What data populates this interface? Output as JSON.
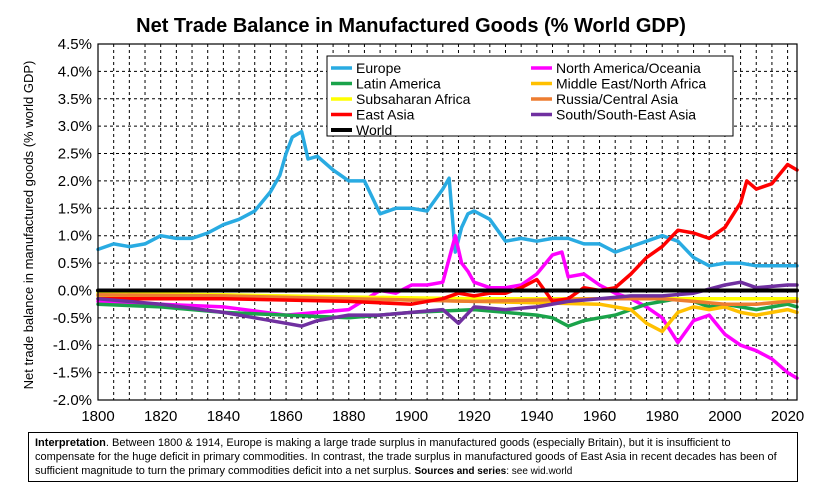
{
  "chart_data": {
    "type": "line",
    "title": "Net Trade Balance in Manufactured Goods (% World GDP)",
    "ylabel": "Net trade balance in manufactured goods (% world GDP)",
    "xlabel": "",
    "xlim": [
      1800,
      2023
    ],
    "ylim": [
      -2.0,
      4.5
    ],
    "x_ticks": [
      "1800",
      "1820",
      "1840",
      "1860",
      "1880",
      "1900",
      "1920",
      "1940",
      "1960",
      "1980",
      "2000",
      "2020"
    ],
    "y_ticks": [
      "-2.0%",
      "-1.5%",
      "-1.0%",
      "-0.5%",
      "0.0%",
      "0.5%",
      "1.0%",
      "1.5%",
      "2.0%",
      "2.5%",
      "3.0%",
      "3.5%",
      "4.0%",
      "4.5%"
    ],
    "grid": true,
    "legend_position": "top",
    "series": [
      {
        "name": "Europe",
        "color": "#29abe2",
        "x": [
          1800,
          1805,
          1810,
          1815,
          1820,
          1825,
          1830,
          1835,
          1840,
          1845,
          1850,
          1855,
          1858,
          1860,
          1862,
          1865,
          1867,
          1870,
          1875,
          1880,
          1885,
          1890,
          1895,
          1900,
          1905,
          1910,
          1912,
          1914,
          1916,
          1918,
          1920,
          1925,
          1930,
          1935,
          1940,
          1945,
          1950,
          1955,
          1960,
          1965,
          1970,
          1975,
          1980,
          1985,
          1990,
          1995,
          2000,
          2005,
          2010,
          2015,
          2020,
          2023
        ],
        "y": [
          0.75,
          0.85,
          0.8,
          0.85,
          1.0,
          0.95,
          0.95,
          1.05,
          1.2,
          1.3,
          1.45,
          1.8,
          2.1,
          2.5,
          2.8,
          2.9,
          2.4,
          2.45,
          2.2,
          2.0,
          2.0,
          1.4,
          1.5,
          1.5,
          1.45,
          1.85,
          2.05,
          0.7,
          1.15,
          1.4,
          1.45,
          1.3,
          0.9,
          0.95,
          0.9,
          0.95,
          0.95,
          0.85,
          0.85,
          0.7,
          0.8,
          0.9,
          1.0,
          0.9,
          0.6,
          0.45,
          0.5,
          0.5,
          0.45,
          0.45,
          0.45,
          0.45
        ]
      },
      {
        "name": "North America/Oceania",
        "color": "#ff00ff",
        "x": [
          1800,
          1820,
          1840,
          1860,
          1880,
          1890,
          1895,
          1900,
          1905,
          1910,
          1914,
          1916,
          1918,
          1920,
          1925,
          1930,
          1935,
          1940,
          1945,
          1948,
          1950,
          1955,
          1960,
          1965,
          1970,
          1975,
          1980,
          1985,
          1990,
          1995,
          2000,
          2005,
          2010,
          2015,
          2020,
          2023
        ],
        "y": [
          -0.2,
          -0.25,
          -0.3,
          -0.45,
          -0.35,
          0.0,
          -0.05,
          0.1,
          0.1,
          0.15,
          1.0,
          0.5,
          0.35,
          0.15,
          0.05,
          0.05,
          0.1,
          0.3,
          0.65,
          0.7,
          0.25,
          0.3,
          0.1,
          -0.05,
          -0.15,
          -0.3,
          -0.5,
          -0.95,
          -0.55,
          -0.45,
          -0.8,
          -1.0,
          -1.1,
          -1.25,
          -1.5,
          -1.6
        ]
      },
      {
        "name": "Latin America",
        "color": "#1aa34a",
        "x": [
          1800,
          1820,
          1840,
          1860,
          1880,
          1900,
          1920,
          1940,
          1945,
          1950,
          1955,
          1960,
          1965,
          1970,
          1975,
          1980,
          1985,
          1990,
          1995,
          2000,
          2005,
          2010,
          2015,
          2020,
          2023
        ],
        "y": [
          -0.25,
          -0.3,
          -0.4,
          -0.45,
          -0.5,
          -0.4,
          -0.35,
          -0.45,
          -0.5,
          -0.65,
          -0.55,
          -0.5,
          -0.45,
          -0.35,
          -0.25,
          -0.2,
          -0.15,
          -0.2,
          -0.3,
          -0.25,
          -0.3,
          -0.35,
          -0.3,
          -0.25,
          -0.3
        ]
      },
      {
        "name": "Middle East/North Africa",
        "color": "#ffc000",
        "x": [
          1800,
          1840,
          1880,
          1920,
          1960,
          1970,
          1975,
          1980,
          1985,
          1990,
          1995,
          2000,
          2005,
          2010,
          2015,
          2020,
          2023
        ],
        "y": [
          -0.1,
          -0.12,
          -0.15,
          -0.2,
          -0.25,
          -0.35,
          -0.6,
          -0.75,
          -0.4,
          -0.3,
          -0.35,
          -0.3,
          -0.4,
          -0.45,
          -0.4,
          -0.35,
          -0.4
        ]
      },
      {
        "name": "Subsaharan Africa",
        "color": "#ffff00",
        "x": [
          1800,
          1840,
          1880,
          1920,
          1960,
          1980,
          2000,
          2020,
          2023
        ],
        "y": [
          -0.05,
          -0.08,
          -0.12,
          -0.15,
          -0.15,
          -0.15,
          -0.15,
          -0.15,
          -0.15
        ]
      },
      {
        "name": "Russia/Central Asia",
        "color": "#ed7d31",
        "x": [
          1800,
          1840,
          1880,
          1920,
          1960,
          1980,
          1990,
          2000,
          2010,
          2020,
          2023
        ],
        "y": [
          -0.08,
          -0.1,
          -0.15,
          -0.2,
          -0.15,
          -0.15,
          -0.2,
          -0.25,
          -0.25,
          -0.2,
          -0.2
        ]
      },
      {
        "name": "East Asia",
        "color": "#ff0000",
        "x": [
          1800,
          1840,
          1880,
          1900,
          1910,
          1915,
          1920,
          1925,
          1930,
          1935,
          1940,
          1945,
          1950,
          1955,
          1960,
          1965,
          1970,
          1975,
          1980,
          1985,
          1990,
          1995,
          2000,
          2005,
          2007,
          2010,
          2015,
          2020,
          2023
        ],
        "y": [
          -0.15,
          -0.15,
          -0.2,
          -0.25,
          -0.15,
          -0.05,
          -0.1,
          -0.05,
          -0.05,
          0.05,
          0.2,
          -0.2,
          -0.15,
          0.05,
          0.0,
          0.05,
          0.3,
          0.6,
          0.8,
          1.1,
          1.05,
          0.95,
          1.15,
          1.6,
          2.0,
          1.85,
          1.95,
          2.3,
          2.2
        ]
      },
      {
        "name": "South/South-East Asia",
        "color": "#7030a0",
        "x": [
          1800,
          1820,
          1840,
          1850,
          1860,
          1865,
          1870,
          1880,
          1890,
          1900,
          1910,
          1915,
          1920,
          1930,
          1940,
          1950,
          1960,
          1970,
          1980,
          1990,
          2000,
          2005,
          2010,
          2020,
          2023
        ],
        "y": [
          -0.15,
          -0.25,
          -0.4,
          -0.5,
          -0.6,
          -0.65,
          -0.55,
          -0.45,
          -0.45,
          -0.4,
          -0.35,
          -0.6,
          -0.3,
          -0.35,
          -0.3,
          -0.2,
          -0.15,
          -0.1,
          -0.1,
          -0.05,
          0.1,
          0.15,
          0.05,
          0.1,
          0.1
        ]
      },
      {
        "name": "World",
        "color": "#000000",
        "x": [
          1800,
          2023
        ],
        "y": [
          0.0,
          0.0
        ]
      }
    ]
  },
  "interpretation": {
    "label": "Interpretation",
    "text": ". Between 1800 & 1914, Europe is making a large trade surplus in manufactured goods (especially Britain), but it is insufficient to compensate for the huge deficit in primary commodities. In contrast, the trade surplus in manufactured goods of East Asia in recent decades has been of sufficient magnitude to turn the primary commodities deficit into a net surplus. ",
    "sources_label": "Sources and series",
    "sources_text": ": see wid.world"
  }
}
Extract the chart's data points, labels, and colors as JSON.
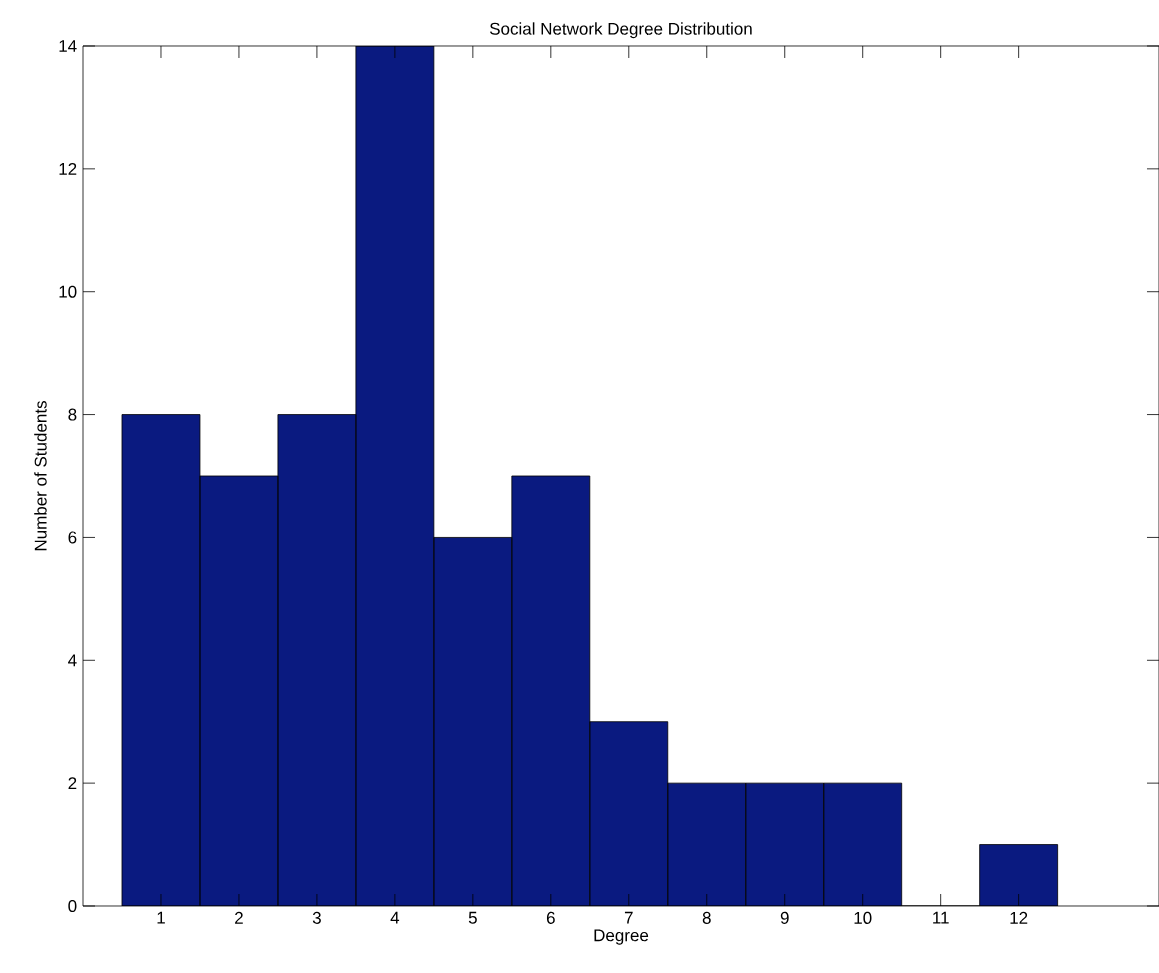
{
  "chart_data": {
    "type": "histogram",
    "title": "Social Network Degree Distribution",
    "xlabel": "Degree",
    "ylabel": "Number of Students",
    "bins": [
      0.5,
      1.5,
      2.5,
      3.5,
      4.5,
      5.5,
      6.5,
      7.5,
      8.5,
      9.5,
      10.5,
      11.5,
      12.5
    ],
    "values": [
      8,
      7,
      8,
      14,
      6,
      7,
      3,
      2,
      2,
      2,
      0,
      1
    ],
    "color": "#0a1a80",
    "xlim": [
      0,
      13.8
    ],
    "ylim": [
      0,
      14
    ],
    "xticks": [
      1,
      2,
      3,
      4,
      5,
      6,
      7,
      8,
      9,
      10,
      11,
      12
    ],
    "yticks": [
      0,
      2,
      4,
      6,
      8,
      10,
      12,
      14
    ]
  }
}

◆ ◆ ◆ ◆ ◆

Please leave out the pictures while you copy exactly the lines from the one containing "Extract the chart's" through the end of the records.

*Task response:*
Extract the chart's data points, labels, and colors as JSON.
{
  "chart_data": {
    "type": "histogram",
    "title": "Social Network Degree Distribution",
    "xlabel": "Degree",
    "ylabel": "Number of Students",
    "bins": [
      0.5,
      1.5,
      2.5,
      3.5,
      4.5,
      5.5,
      6.5,
      7.5,
      8.5,
      9.5,
      10.5,
      11.5,
      12.5
    ],
    "values": [
      8,
      7,
      8,
      14,
      6,
      7,
      3,
      2,
      2,
      2,
      0,
      1
    ],
    "color": "#0a1a80",
    "xlim": [
      0,
      13.8
    ],
    "ylim": [
      0,
      14
    ],
    "xticks": [
      1,
      2,
      3,
      4,
      5,
      6,
      7,
      8,
      9,
      10,
      11,
      12
    ],
    "yticks": [
      0,
      2,
      4,
      6,
      8,
      10,
      12,
      14
    ]
  }
}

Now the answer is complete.